Building Products Supplier CSR Reduces Downtime During Database Migration
When migrating business data to a new database platform, companies expect a few technical hiccups, but persevere by keeping their sights on the potential long-term benefits. Business executives bank on cost savings, and IT organizations look forward to simpler, more streamlined back-end environments. Australian building products supplier CSR Limited had high expectations for its data migration and wanted to put a strong plan in place to combat any technical glitches that could affect its SAP environment during the migration effort.
Any sporadic outages in CSR’s SAP environment could seriously impact the business in a number of ways: Sales might suffer if CSR retail outlets are unable to print receipts; daily revenue figures would be negatively affected if overnight billing runs couldn’t complete; and because dispatches come out of the SAP system, product deliveries would get backlogged as shipping at CSR factories would halt.
With 2,000 SAP users across the organization relying on SAP solutions every day, CSR’s IT department wanted to ensure the operational excellence of its SAP system on the new database platform. It did so by implementing a robust and flexible automated monitoring solution that not only tells the IT department when its SAP system is likely to go (or has already gone) down, but detects incidents with non-SAP IT systems as well. It has also helped improve average transaction times across the SAP environment.

(Element and region data)
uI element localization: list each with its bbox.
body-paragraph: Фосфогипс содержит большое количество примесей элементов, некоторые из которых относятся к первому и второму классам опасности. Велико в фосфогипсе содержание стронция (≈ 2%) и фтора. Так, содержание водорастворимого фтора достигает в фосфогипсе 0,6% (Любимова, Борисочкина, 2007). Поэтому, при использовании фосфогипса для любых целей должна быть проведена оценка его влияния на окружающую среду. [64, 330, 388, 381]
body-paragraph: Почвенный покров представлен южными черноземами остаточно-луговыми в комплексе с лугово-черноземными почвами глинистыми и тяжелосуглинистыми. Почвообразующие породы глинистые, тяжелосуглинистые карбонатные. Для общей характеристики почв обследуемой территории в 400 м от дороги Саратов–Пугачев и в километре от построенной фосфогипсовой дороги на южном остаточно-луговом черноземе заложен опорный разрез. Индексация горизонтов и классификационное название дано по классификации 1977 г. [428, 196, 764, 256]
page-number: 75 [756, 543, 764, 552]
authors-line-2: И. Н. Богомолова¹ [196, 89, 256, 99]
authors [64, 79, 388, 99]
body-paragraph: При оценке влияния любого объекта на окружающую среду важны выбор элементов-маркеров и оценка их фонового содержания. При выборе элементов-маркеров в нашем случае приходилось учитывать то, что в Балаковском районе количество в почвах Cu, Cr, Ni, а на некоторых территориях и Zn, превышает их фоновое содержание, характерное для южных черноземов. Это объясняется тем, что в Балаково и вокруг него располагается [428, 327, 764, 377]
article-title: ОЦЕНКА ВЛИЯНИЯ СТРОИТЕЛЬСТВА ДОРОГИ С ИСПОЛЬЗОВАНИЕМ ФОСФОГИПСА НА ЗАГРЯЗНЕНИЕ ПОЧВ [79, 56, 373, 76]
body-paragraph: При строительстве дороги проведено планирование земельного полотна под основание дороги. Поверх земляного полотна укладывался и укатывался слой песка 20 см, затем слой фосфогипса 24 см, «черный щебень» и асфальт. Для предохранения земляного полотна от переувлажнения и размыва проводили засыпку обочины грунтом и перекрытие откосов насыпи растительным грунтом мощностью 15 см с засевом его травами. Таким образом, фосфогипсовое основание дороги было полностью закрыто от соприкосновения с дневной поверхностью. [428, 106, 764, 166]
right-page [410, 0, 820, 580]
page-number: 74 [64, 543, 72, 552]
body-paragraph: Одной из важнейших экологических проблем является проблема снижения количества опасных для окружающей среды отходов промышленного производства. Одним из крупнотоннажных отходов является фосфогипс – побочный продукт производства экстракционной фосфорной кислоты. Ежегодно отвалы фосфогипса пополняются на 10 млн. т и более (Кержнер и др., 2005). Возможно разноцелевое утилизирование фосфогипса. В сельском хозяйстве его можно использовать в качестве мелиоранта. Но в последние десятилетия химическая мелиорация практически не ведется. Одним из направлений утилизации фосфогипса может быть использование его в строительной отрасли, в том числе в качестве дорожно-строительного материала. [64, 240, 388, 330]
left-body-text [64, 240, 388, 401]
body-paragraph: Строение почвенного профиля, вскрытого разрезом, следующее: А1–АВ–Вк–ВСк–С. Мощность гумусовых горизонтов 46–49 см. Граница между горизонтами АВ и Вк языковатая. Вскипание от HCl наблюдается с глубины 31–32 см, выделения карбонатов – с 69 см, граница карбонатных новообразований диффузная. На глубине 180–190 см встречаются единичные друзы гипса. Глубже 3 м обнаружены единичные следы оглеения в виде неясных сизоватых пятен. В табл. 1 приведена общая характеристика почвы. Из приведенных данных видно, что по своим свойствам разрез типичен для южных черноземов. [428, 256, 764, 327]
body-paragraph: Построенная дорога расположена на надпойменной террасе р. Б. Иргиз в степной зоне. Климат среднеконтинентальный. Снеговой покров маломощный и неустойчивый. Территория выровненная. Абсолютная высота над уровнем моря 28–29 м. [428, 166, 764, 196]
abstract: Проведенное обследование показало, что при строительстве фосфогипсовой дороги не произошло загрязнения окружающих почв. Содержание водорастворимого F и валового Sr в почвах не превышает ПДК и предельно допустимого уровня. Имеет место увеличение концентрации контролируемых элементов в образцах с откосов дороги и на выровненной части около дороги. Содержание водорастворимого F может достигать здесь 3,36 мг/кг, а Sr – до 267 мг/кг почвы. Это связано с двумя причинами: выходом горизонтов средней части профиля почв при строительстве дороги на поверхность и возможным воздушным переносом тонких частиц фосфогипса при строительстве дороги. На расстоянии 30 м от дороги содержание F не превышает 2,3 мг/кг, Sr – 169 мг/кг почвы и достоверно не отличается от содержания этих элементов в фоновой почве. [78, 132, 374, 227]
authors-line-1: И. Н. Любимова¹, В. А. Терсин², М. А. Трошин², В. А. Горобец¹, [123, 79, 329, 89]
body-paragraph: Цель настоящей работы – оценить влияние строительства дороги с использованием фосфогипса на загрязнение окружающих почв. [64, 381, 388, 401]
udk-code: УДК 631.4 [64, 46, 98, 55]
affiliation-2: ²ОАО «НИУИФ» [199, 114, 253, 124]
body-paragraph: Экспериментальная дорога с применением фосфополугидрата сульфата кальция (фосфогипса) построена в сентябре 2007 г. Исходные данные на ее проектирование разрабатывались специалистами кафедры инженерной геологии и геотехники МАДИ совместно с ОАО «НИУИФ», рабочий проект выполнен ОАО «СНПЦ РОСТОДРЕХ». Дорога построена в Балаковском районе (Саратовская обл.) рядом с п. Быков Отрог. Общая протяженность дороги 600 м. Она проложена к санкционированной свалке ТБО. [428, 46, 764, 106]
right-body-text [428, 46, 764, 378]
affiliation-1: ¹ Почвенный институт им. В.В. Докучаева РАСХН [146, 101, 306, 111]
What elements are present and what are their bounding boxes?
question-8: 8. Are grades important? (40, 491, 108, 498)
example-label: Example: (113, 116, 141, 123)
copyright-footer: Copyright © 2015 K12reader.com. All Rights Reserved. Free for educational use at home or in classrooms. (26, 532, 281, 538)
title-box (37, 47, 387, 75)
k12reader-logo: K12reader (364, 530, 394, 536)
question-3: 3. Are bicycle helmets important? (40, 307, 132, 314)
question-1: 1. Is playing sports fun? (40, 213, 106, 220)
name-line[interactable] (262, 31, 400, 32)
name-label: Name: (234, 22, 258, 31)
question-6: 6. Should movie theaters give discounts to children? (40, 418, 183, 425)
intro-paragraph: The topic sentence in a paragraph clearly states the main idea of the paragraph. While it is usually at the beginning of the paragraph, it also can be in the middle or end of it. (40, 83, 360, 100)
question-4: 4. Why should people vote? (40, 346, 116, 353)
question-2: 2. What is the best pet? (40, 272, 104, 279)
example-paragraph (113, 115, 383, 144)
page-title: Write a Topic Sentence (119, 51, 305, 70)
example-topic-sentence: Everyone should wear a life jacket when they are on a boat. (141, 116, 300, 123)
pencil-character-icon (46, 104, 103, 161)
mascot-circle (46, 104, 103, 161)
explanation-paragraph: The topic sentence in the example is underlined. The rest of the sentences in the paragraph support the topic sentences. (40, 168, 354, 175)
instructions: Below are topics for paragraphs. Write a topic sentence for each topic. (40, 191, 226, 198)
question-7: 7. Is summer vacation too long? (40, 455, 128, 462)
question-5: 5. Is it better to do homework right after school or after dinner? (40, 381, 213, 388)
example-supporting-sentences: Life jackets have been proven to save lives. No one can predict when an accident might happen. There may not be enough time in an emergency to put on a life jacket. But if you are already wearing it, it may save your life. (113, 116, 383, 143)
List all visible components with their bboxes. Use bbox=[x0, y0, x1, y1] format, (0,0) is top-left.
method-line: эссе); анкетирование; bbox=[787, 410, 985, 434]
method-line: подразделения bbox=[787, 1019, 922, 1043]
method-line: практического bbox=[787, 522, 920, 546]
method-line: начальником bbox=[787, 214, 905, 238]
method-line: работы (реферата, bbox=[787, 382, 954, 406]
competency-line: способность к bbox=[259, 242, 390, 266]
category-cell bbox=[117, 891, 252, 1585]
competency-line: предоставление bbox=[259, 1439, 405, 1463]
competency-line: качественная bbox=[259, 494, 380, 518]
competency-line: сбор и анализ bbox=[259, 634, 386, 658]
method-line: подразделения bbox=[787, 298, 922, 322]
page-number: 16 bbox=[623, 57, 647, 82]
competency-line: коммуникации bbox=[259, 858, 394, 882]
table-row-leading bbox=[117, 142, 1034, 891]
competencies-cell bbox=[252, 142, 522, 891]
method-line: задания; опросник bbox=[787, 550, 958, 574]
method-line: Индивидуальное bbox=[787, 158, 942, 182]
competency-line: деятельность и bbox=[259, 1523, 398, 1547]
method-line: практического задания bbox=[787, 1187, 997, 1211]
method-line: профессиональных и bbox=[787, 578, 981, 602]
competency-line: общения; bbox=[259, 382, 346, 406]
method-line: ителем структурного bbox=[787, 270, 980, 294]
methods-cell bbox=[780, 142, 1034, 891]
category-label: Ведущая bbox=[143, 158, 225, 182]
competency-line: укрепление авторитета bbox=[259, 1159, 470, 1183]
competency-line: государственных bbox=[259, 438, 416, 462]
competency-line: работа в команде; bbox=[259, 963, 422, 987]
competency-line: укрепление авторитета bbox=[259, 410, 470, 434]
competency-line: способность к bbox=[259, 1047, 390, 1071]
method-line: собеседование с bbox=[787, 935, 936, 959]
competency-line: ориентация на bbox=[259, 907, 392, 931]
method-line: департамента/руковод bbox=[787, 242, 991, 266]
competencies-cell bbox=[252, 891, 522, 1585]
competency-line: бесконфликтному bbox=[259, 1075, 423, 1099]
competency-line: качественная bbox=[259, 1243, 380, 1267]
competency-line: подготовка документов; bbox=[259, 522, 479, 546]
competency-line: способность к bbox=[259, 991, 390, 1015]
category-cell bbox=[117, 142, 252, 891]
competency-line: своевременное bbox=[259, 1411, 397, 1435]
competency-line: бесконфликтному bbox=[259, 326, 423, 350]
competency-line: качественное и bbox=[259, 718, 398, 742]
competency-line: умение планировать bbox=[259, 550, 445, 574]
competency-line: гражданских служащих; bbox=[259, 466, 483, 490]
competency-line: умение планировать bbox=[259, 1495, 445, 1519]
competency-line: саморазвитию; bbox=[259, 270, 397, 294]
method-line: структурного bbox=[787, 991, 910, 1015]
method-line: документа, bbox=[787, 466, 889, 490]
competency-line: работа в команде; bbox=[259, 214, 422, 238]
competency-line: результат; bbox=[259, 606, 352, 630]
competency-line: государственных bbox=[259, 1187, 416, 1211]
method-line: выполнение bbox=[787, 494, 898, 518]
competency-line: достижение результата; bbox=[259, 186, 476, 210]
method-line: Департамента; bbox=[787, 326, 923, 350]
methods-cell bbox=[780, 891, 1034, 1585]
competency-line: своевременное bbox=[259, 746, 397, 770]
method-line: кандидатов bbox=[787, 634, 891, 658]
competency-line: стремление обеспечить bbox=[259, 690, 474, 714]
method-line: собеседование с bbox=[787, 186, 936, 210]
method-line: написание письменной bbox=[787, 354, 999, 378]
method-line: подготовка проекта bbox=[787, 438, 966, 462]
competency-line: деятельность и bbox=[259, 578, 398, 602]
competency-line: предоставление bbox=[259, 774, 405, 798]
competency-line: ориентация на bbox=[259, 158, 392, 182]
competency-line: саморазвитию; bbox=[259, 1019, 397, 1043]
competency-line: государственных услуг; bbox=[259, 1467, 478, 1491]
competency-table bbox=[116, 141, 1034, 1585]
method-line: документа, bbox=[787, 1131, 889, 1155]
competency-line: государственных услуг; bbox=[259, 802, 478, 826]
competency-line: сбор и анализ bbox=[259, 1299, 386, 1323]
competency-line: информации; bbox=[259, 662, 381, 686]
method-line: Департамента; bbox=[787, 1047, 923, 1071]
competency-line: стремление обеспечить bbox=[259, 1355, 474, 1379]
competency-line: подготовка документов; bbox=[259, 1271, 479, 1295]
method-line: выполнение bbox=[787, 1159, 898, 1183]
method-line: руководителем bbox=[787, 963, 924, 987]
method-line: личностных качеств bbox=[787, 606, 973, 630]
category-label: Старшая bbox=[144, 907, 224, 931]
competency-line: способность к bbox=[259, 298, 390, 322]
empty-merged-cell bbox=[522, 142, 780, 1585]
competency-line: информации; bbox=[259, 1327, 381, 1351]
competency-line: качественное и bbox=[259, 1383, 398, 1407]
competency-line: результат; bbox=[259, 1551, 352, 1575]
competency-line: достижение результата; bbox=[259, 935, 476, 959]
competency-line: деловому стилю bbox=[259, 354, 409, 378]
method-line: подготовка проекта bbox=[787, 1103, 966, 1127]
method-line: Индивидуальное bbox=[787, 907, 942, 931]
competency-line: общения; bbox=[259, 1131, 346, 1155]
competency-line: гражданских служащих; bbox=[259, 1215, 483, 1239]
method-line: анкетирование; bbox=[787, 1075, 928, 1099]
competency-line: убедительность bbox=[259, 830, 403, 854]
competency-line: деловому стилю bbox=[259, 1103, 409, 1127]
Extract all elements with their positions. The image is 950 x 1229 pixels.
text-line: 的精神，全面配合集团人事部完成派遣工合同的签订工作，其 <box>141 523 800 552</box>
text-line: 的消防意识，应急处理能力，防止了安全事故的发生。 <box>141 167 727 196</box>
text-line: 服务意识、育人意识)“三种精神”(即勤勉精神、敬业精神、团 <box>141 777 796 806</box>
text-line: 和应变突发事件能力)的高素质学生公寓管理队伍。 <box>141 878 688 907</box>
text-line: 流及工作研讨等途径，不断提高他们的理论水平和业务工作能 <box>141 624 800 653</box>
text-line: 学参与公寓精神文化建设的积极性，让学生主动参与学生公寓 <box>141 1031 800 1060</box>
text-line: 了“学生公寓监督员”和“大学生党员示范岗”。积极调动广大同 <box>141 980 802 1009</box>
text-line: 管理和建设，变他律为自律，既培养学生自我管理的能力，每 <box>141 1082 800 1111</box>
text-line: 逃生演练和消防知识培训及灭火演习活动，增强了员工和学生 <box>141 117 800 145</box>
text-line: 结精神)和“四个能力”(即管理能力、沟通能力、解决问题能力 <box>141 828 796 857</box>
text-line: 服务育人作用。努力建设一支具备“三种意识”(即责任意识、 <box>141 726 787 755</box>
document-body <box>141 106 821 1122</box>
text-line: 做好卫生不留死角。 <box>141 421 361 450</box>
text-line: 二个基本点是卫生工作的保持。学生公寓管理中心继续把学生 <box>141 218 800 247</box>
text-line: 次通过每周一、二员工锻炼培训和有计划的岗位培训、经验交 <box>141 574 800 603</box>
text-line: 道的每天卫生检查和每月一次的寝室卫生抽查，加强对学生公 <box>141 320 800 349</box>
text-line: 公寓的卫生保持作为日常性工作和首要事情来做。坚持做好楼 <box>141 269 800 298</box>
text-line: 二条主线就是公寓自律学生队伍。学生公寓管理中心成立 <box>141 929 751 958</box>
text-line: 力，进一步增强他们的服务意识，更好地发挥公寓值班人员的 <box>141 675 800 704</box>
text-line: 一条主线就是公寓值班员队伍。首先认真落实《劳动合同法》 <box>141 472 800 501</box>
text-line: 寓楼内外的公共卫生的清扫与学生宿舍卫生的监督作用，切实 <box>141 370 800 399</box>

What you should do: In the text on CSR's database migration, how many SAP users across the organization rely on SAP solutions every day?

Answer to the task: 2,000